Start of Selected excerpt

An Ensemble of Knowledge Sharing Models for Dynamic Hand Gesture
Recognition
- URL: http://arxiv.org/abs/2008.05732v1
- Date: Thu, 13 Aug 2020 07:37:27 GMT
- Title: An Ensemble of Knowledge Sharing Models for Dynamic Hand Gesture
Recognition
- Authors: Kenneth Lai and Svetlana Yanushkevich
- Abstract summary: The focus of this paper is dynamic gesture recognition in the context of the interaction between humans and machines.
We propose a model consisting of two sub-networks, a transformer and an ordered-neuron long-short-term-memory based recurrent neural network (RNN)
The proposed ensemble of knowledge-sharing models exhibits an overall accuracy of 86.11% using only skeleton information.

End of Selected excerpt
Start of Provided material

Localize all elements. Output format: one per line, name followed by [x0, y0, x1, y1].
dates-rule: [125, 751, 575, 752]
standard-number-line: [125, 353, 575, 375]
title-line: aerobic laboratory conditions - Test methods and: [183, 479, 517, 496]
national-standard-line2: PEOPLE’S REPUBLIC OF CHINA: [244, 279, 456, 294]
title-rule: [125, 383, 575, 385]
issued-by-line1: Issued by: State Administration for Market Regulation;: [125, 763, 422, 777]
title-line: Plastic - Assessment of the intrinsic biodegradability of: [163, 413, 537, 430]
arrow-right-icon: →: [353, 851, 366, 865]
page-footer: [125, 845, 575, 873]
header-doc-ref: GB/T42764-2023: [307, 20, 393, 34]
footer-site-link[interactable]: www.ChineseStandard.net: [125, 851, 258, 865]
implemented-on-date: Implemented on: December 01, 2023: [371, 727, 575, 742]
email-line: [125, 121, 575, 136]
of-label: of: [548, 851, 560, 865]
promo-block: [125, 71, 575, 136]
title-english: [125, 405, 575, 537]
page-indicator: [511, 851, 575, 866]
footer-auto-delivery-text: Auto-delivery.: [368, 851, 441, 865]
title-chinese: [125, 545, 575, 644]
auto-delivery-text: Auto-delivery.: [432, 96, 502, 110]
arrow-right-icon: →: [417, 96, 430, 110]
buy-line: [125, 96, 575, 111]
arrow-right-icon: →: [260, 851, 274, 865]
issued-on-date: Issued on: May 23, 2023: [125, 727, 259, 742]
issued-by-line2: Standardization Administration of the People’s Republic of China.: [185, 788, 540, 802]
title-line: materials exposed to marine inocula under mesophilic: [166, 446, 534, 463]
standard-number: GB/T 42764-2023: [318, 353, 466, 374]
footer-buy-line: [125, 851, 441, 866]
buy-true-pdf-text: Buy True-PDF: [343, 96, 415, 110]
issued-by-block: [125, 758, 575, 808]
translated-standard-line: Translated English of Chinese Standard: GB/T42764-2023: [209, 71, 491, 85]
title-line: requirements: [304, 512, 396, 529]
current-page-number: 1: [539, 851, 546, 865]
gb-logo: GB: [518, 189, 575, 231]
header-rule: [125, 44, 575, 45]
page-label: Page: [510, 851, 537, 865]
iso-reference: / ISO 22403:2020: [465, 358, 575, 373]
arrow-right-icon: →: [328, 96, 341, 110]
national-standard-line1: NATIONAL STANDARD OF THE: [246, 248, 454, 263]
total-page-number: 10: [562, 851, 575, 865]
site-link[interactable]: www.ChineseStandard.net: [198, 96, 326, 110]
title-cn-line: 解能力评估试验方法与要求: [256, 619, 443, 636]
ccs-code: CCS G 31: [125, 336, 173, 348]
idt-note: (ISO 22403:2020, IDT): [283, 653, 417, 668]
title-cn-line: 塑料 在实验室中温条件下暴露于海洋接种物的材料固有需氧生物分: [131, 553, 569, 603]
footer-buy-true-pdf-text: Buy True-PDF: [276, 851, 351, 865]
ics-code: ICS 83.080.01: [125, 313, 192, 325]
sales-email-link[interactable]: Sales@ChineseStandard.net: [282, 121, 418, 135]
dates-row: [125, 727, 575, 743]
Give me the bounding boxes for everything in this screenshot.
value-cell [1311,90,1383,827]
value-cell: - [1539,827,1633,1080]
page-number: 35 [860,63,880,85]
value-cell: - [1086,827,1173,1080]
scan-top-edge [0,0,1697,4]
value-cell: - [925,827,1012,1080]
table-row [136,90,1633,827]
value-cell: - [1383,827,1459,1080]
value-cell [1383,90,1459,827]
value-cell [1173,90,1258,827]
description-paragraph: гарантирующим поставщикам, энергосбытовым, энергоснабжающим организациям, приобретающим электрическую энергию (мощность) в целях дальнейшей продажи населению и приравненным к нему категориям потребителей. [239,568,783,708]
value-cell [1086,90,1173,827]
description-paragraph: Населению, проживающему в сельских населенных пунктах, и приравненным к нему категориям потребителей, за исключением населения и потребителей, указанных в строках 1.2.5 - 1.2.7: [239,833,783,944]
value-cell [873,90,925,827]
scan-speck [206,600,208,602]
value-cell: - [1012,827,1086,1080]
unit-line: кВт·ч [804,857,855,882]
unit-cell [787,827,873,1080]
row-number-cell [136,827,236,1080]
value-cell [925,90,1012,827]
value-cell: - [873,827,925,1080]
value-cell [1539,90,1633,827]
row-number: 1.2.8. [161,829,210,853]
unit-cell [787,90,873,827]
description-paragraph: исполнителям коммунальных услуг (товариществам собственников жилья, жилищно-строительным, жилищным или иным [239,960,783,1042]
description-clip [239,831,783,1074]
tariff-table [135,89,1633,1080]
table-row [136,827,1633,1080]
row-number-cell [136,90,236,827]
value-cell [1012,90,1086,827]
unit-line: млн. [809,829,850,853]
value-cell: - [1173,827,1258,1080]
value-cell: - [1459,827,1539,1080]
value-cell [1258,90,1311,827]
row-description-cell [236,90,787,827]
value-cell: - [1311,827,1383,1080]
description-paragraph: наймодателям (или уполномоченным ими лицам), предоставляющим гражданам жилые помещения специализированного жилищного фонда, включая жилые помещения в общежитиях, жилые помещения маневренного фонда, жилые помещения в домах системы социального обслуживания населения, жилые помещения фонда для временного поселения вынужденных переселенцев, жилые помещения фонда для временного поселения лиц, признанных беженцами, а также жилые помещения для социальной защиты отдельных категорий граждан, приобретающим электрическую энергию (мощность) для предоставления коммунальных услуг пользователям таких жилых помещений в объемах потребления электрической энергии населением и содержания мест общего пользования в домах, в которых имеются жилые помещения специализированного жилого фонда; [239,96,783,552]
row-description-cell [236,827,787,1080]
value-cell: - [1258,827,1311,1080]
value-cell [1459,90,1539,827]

End of Provided material

According to the abstract summary on dynamic hand gesture recognition, what overall accuracy does the proposed ensemble reach using only skeleton information?

86.11%